==== Provided data
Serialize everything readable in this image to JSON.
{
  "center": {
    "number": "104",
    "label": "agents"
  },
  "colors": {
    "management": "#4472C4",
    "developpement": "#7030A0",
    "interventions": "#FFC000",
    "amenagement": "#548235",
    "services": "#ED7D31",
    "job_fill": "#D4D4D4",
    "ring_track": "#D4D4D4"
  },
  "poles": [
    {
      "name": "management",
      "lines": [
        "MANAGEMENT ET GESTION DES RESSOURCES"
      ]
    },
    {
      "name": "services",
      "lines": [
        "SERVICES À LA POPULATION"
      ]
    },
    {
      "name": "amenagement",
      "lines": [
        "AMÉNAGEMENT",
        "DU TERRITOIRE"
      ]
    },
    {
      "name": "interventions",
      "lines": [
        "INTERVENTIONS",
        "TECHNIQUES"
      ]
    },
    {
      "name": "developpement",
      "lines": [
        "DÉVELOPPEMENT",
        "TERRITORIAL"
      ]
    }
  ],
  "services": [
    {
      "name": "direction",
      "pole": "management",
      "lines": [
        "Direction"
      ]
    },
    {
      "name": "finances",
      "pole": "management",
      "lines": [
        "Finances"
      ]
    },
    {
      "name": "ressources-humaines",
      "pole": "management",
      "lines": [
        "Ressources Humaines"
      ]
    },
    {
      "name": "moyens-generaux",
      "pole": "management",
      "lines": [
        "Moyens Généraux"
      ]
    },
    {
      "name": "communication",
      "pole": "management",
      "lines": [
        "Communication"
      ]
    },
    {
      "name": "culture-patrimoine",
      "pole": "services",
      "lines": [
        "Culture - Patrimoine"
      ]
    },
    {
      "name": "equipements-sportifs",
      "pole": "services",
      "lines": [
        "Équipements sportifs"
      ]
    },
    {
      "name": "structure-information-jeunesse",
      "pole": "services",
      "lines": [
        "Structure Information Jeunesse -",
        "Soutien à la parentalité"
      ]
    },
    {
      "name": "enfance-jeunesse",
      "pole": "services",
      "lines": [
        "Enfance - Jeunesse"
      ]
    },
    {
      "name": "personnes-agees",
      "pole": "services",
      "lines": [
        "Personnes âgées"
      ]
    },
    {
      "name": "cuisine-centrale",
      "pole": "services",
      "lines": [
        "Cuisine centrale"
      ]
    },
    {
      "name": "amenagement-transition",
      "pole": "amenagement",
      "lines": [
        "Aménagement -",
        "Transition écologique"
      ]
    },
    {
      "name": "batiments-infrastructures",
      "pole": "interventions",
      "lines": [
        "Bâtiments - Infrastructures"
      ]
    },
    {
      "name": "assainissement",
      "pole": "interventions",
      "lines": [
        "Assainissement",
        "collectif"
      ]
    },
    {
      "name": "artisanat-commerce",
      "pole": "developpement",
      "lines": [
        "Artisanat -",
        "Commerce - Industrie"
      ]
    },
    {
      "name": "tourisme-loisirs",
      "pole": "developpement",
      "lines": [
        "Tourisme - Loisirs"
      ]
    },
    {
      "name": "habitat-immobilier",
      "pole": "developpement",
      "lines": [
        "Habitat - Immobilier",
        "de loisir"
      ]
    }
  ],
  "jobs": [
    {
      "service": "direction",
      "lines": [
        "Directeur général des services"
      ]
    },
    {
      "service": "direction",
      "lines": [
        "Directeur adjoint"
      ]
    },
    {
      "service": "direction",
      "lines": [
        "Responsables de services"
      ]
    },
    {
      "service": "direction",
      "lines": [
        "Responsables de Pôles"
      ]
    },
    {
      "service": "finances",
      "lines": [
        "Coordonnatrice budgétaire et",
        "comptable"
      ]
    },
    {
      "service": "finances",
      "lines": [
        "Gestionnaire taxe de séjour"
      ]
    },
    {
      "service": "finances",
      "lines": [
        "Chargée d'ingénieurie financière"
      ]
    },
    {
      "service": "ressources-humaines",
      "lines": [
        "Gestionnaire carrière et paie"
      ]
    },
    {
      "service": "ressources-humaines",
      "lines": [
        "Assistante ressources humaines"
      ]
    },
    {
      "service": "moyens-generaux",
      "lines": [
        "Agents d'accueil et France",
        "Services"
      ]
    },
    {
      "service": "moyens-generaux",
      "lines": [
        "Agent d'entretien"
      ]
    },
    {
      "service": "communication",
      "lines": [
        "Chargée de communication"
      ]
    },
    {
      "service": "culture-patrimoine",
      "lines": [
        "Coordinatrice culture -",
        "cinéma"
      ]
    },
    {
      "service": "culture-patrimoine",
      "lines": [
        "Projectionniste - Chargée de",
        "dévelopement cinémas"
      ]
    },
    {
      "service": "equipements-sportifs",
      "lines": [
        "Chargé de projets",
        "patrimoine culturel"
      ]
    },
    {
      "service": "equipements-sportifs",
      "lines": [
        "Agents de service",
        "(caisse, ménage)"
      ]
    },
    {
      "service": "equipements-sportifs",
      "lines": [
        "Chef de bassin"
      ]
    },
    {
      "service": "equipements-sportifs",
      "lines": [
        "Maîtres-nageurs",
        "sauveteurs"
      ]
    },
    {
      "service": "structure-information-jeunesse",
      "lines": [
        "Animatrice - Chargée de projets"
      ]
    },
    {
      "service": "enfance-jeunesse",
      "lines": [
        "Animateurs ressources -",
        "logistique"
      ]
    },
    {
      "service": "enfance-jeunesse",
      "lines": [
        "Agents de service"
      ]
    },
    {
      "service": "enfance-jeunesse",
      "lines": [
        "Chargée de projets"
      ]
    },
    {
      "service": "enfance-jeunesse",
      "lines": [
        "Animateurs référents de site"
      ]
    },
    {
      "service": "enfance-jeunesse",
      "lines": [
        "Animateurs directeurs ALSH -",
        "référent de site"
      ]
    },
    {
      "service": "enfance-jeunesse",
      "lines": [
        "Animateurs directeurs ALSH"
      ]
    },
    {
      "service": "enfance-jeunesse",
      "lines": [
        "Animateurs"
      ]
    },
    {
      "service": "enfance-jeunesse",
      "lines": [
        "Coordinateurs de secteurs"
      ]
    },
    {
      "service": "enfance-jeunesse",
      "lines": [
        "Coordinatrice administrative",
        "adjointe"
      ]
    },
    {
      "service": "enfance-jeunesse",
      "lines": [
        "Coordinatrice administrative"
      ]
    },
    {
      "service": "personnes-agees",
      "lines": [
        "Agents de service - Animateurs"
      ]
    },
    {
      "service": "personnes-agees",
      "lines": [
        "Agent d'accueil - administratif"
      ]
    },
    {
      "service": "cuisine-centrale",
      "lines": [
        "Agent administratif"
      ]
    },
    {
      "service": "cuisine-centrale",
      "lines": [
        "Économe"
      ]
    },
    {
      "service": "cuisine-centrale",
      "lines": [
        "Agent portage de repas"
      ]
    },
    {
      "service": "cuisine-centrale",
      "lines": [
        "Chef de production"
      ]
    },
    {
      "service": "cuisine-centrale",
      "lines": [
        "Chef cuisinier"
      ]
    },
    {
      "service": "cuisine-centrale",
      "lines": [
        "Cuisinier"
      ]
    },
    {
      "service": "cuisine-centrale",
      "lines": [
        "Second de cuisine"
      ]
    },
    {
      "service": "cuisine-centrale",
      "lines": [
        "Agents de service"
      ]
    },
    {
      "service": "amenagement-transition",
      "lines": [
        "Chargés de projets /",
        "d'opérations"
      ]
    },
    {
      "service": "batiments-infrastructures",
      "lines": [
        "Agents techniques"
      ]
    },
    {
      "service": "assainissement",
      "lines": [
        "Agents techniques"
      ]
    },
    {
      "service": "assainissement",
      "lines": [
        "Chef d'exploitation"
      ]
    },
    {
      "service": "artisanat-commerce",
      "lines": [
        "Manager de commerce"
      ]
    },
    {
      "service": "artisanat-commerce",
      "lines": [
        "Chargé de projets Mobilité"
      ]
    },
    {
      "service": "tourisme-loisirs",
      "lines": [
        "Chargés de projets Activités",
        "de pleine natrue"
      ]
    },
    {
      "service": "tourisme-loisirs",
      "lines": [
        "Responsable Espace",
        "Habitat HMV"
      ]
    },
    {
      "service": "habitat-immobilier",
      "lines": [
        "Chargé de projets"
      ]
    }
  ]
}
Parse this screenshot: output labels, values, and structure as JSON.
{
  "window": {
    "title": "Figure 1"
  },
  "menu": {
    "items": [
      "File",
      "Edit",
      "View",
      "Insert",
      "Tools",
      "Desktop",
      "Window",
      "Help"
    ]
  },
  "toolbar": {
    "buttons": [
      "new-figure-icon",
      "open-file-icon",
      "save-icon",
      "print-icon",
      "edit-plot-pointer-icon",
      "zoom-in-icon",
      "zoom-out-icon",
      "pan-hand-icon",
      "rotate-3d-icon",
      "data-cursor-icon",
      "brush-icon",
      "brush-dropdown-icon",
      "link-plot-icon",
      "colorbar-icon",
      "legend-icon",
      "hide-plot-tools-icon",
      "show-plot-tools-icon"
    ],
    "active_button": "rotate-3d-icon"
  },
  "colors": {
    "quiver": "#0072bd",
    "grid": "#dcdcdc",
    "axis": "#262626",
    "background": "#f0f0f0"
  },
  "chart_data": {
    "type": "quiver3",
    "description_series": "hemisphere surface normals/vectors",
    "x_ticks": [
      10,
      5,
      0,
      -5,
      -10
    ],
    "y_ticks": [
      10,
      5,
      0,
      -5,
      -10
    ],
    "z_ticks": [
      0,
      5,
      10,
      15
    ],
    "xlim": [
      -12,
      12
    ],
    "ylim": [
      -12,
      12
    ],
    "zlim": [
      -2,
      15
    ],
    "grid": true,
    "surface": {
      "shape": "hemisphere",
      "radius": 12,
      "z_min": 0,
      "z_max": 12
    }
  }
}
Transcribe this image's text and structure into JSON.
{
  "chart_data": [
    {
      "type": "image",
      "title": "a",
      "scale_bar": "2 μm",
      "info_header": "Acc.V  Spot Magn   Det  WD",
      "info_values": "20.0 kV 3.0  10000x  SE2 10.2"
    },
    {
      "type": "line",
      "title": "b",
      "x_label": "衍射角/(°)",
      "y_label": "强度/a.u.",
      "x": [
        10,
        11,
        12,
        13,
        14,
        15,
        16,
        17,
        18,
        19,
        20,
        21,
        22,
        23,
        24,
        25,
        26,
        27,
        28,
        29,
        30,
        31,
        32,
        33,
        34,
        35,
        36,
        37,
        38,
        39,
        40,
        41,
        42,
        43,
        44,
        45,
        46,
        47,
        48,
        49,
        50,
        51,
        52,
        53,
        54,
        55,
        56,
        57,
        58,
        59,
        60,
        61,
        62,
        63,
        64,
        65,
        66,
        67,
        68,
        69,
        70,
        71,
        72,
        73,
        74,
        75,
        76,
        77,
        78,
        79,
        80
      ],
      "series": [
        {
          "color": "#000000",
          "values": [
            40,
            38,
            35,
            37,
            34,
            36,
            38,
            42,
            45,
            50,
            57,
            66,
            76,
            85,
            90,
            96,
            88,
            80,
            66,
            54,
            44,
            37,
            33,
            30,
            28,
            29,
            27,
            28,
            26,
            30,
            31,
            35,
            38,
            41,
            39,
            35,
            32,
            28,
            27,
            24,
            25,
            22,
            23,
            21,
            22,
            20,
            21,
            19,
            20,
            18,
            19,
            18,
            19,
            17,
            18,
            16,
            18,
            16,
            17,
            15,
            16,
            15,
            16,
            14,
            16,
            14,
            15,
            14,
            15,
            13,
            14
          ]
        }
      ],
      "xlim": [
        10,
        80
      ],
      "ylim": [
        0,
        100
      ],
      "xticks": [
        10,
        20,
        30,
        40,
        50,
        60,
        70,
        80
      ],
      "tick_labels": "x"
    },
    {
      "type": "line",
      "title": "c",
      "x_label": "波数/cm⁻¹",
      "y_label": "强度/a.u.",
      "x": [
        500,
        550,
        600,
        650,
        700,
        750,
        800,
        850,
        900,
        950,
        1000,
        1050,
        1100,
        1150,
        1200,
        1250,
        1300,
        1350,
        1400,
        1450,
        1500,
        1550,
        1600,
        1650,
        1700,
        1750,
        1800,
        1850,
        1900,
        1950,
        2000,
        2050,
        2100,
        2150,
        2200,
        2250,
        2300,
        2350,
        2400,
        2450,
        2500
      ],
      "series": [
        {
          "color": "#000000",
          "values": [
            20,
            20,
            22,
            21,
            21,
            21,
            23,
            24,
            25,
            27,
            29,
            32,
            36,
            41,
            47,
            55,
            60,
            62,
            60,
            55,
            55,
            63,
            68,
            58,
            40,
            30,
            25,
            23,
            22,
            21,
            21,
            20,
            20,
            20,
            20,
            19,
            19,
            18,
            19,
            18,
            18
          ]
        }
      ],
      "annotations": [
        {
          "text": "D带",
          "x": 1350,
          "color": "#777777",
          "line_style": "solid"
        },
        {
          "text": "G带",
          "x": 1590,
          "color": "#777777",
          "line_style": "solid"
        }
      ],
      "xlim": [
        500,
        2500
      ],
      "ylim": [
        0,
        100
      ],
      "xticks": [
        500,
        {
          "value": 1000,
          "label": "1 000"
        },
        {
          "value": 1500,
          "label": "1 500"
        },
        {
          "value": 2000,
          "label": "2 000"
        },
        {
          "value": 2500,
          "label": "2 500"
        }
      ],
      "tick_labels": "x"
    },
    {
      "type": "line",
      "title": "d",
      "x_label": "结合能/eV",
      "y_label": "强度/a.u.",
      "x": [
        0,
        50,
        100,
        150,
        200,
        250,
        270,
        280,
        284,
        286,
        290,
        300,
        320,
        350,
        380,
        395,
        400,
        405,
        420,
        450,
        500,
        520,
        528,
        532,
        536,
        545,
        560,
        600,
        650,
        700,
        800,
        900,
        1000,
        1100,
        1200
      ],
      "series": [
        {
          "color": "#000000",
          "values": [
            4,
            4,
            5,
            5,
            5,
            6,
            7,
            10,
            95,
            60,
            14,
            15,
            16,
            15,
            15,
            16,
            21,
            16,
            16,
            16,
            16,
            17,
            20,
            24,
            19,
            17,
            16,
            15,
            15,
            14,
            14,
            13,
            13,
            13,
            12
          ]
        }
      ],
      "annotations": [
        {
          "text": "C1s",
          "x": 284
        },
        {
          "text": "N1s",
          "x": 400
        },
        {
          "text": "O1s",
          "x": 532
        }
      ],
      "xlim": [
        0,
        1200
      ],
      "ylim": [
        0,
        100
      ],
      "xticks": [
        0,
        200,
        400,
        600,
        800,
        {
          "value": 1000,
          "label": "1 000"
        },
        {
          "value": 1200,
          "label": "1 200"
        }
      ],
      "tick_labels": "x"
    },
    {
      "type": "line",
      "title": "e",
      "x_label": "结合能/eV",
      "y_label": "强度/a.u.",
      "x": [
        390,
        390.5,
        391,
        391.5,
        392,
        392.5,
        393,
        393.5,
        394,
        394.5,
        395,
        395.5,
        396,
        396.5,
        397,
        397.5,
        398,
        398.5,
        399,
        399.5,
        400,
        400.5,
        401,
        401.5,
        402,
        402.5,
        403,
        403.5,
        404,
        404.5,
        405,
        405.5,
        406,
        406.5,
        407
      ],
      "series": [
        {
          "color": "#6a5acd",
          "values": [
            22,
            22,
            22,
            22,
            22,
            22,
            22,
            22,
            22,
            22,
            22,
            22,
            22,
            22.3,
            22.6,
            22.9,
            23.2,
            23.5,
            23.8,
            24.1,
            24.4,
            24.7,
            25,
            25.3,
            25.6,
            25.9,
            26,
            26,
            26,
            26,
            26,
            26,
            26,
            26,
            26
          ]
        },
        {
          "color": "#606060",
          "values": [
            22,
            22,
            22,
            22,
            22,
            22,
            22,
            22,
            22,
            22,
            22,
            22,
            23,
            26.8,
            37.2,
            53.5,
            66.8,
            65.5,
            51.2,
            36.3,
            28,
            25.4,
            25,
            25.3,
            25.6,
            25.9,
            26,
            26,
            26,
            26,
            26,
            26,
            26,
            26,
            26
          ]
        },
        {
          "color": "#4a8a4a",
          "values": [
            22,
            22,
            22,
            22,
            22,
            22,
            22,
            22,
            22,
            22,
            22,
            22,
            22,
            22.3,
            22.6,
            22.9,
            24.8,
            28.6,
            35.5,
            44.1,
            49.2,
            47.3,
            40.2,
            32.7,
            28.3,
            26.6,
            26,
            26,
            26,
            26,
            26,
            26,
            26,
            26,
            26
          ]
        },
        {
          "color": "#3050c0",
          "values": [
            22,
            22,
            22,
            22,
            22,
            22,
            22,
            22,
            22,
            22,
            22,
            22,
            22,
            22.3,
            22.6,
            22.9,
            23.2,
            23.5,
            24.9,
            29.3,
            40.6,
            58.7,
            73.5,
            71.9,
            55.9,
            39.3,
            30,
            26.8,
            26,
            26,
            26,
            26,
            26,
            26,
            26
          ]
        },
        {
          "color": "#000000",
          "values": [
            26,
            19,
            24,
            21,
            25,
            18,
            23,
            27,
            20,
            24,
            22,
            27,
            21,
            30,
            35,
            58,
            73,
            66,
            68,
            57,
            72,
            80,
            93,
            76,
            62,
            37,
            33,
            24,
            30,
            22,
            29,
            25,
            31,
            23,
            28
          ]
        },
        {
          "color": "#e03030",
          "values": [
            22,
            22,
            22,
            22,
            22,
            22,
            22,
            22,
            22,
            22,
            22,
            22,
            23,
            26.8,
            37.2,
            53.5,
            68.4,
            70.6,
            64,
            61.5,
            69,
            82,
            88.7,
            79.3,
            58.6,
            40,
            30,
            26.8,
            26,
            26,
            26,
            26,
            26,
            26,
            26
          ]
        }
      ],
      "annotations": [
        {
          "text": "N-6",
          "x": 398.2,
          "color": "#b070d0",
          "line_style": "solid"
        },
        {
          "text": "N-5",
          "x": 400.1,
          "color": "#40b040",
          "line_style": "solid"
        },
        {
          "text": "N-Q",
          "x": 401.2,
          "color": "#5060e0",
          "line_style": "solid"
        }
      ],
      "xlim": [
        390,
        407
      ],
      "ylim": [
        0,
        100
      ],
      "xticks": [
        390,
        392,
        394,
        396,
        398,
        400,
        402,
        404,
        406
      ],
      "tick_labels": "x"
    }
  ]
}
========
### Task description
How many lines of the data contain the word "administrative"? Answer with the number alone.

### Output for this task
2